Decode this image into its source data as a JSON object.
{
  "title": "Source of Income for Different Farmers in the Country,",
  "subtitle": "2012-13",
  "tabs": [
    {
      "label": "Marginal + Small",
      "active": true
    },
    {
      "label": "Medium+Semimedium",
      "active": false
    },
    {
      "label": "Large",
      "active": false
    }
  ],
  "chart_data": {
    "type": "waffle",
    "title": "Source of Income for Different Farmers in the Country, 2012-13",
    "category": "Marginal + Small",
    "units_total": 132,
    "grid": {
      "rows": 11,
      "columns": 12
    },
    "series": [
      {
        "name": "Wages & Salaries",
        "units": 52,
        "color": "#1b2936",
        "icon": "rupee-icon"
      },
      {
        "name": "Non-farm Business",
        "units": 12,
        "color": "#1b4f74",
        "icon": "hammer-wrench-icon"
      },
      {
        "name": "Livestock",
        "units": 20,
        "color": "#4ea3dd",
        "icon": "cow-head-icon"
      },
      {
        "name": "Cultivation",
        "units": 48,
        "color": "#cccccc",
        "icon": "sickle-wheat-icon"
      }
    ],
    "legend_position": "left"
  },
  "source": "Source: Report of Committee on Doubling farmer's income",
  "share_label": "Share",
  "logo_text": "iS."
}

◆ ◆ ◆

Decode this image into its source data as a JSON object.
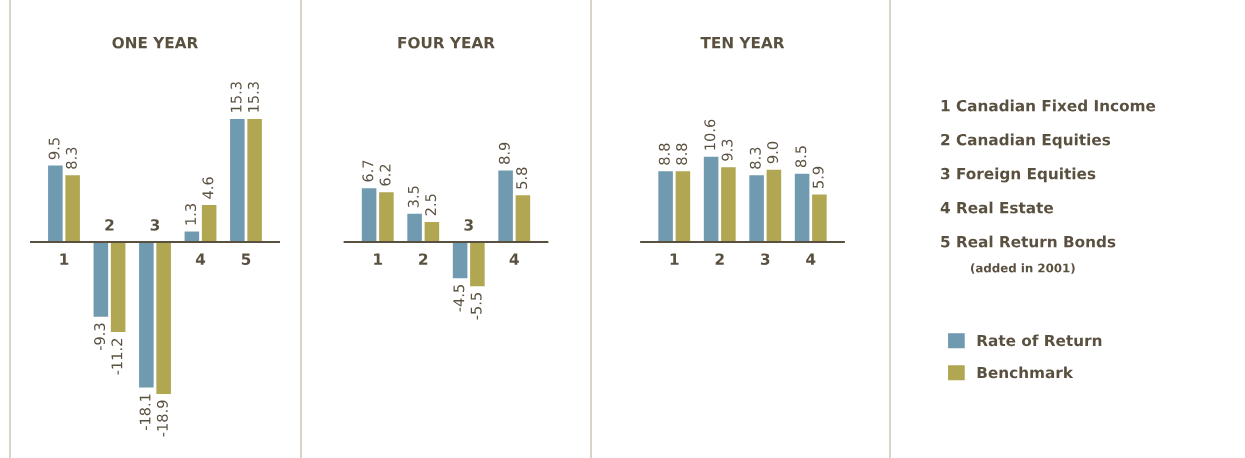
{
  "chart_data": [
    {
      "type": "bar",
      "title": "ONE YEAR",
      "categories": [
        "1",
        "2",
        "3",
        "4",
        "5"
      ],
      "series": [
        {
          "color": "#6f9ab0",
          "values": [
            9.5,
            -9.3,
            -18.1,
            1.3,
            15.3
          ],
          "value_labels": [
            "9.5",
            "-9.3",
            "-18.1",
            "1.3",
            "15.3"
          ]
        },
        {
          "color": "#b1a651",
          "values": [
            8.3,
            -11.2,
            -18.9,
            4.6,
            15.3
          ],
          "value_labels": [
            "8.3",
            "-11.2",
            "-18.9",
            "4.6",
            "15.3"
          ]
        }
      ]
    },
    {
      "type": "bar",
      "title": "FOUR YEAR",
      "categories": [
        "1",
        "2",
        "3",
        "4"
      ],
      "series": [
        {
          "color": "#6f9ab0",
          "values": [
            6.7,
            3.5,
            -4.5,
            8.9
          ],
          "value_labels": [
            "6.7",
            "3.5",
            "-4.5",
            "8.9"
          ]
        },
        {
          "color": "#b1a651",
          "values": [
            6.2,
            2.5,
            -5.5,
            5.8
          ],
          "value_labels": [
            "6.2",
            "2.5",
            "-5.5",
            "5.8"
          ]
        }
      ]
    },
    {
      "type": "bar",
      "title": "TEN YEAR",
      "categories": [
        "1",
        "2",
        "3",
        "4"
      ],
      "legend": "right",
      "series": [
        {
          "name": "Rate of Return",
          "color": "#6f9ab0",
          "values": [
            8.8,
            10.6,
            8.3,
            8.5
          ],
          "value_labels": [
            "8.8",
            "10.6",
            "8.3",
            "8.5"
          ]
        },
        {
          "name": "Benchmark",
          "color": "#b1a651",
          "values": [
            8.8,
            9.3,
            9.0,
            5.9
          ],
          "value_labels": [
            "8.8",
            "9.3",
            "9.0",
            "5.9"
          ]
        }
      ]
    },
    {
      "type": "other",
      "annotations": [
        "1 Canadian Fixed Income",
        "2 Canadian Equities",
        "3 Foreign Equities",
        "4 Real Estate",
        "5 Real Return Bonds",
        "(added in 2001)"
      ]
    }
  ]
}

◆ ◆ ◆

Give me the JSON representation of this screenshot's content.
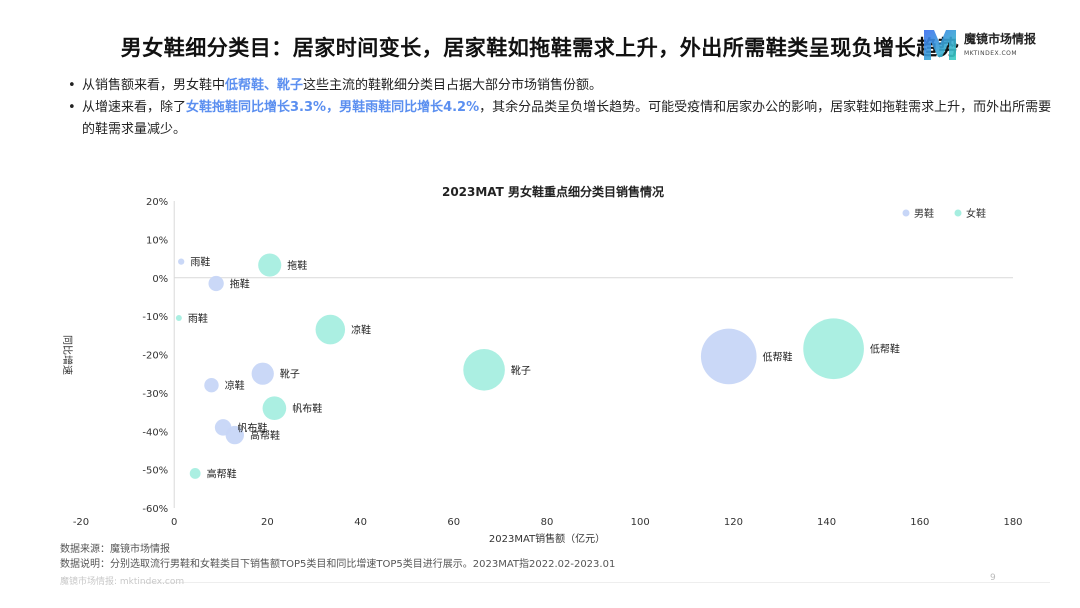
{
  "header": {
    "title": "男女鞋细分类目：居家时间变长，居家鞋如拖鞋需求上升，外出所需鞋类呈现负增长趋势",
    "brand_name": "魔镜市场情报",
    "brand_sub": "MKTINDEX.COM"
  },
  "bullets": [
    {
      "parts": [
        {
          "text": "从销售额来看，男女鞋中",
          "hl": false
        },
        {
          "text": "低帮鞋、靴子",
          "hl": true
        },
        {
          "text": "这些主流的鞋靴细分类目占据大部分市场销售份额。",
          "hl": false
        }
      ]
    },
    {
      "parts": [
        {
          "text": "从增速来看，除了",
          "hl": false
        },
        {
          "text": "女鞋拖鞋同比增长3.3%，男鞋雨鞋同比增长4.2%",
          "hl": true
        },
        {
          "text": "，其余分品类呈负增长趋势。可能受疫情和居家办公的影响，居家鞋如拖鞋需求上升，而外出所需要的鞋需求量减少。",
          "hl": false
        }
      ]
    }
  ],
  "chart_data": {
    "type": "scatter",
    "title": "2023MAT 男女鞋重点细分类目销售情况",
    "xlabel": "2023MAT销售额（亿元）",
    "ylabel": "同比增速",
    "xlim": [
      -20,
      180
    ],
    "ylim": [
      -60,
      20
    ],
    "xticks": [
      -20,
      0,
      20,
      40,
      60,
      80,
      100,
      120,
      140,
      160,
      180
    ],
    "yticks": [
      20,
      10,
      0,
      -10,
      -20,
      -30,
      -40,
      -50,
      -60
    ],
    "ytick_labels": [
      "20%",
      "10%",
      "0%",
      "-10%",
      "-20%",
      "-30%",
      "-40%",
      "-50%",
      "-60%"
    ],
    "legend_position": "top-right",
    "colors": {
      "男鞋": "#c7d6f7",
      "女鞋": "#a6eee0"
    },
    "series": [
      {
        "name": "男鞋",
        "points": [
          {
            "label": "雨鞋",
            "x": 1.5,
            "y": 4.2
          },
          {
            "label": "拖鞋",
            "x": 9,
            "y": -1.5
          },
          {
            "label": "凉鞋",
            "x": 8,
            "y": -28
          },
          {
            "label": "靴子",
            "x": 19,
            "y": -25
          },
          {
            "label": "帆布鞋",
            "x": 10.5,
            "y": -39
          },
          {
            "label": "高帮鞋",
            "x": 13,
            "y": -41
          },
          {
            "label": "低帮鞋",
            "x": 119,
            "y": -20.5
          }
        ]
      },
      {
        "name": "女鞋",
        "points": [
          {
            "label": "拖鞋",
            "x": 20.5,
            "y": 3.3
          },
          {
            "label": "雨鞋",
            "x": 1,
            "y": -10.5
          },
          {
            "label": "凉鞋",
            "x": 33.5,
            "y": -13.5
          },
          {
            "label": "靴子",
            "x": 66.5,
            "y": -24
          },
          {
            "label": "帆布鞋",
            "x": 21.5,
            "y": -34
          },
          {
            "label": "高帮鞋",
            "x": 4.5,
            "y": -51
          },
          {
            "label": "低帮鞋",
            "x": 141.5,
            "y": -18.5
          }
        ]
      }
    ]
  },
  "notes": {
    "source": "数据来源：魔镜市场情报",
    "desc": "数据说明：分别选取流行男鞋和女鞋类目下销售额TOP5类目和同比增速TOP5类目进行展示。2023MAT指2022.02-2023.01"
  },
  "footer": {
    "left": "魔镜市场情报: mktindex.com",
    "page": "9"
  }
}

◆ ◆ ◆

> [EXERCISE DETAILS] Looking at the records above, count the lines where the word "icon" appears. State only the number.

> [RESPONSE TO THIS EXERCISE] 4